**Record extracts**:
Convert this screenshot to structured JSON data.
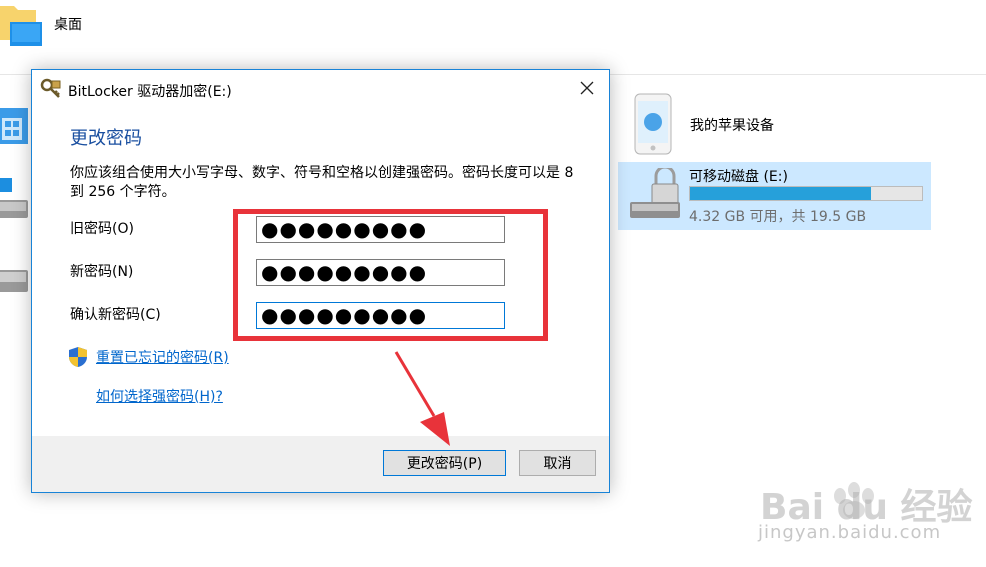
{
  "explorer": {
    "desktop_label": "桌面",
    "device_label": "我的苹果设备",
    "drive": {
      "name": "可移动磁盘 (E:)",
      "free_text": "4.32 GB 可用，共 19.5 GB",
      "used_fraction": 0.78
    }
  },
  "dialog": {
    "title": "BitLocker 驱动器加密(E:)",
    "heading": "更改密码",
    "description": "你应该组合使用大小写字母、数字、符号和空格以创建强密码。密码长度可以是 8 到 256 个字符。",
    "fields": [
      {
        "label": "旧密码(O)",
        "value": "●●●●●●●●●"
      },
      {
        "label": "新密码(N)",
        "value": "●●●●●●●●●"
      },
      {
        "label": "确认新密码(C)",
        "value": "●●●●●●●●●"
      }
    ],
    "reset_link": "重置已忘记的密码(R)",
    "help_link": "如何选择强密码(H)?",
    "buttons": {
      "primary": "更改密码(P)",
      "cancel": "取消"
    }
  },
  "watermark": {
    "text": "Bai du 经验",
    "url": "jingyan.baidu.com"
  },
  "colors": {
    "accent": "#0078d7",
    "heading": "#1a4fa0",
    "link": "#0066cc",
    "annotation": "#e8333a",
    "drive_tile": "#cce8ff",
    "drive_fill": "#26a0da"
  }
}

**Task brief**:
Pictures are to be left out; all else in the entries above is to be quoted exactly.

**Exercise answer**:
Convert this screenshot to structured JSON data.
{
  "explorer": {
    "desktop_label": "桌面",
    "device_label": "我的苹果设备",
    "drive": {
      "name": "可移动磁盘 (E:)",
      "free_text": "4.32 GB 可用，共 19.5 GB",
      "used_fraction": 0.78
    }
  },
  "dialog": {
    "title": "BitLocker 驱动器加密(E:)",
    "heading": "更改密码",
    "description": "你应该组合使用大小写字母、数字、符号和空格以创建强密码。密码长度可以是 8 到 256 个字符。",
    "fields": [
      {
        "label": "旧密码(O)",
        "value": "●●●●●●●●●"
      },
      {
        "label": "新密码(N)",
        "value": "●●●●●●●●●"
      },
      {
        "label": "确认新密码(C)",
        "value": "●●●●●●●●●"
      }
    ],
    "reset_link": "重置已忘记的密码(R)",
    "help_link": "如何选择强密码(H)?",
    "buttons": {
      "primary": "更改密码(P)",
      "cancel": "取消"
    }
  },
  "watermark": {
    "text": "Bai du 经验",
    "url": "jingyan.baidu.com"
  },
  "colors": {
    "accent": "#0078d7",
    "heading": "#1a4fa0",
    "link": "#0066cc",
    "annotation": "#e8333a",
    "drive_tile": "#cce8ff",
    "drive_fill": "#26a0da"
  }
}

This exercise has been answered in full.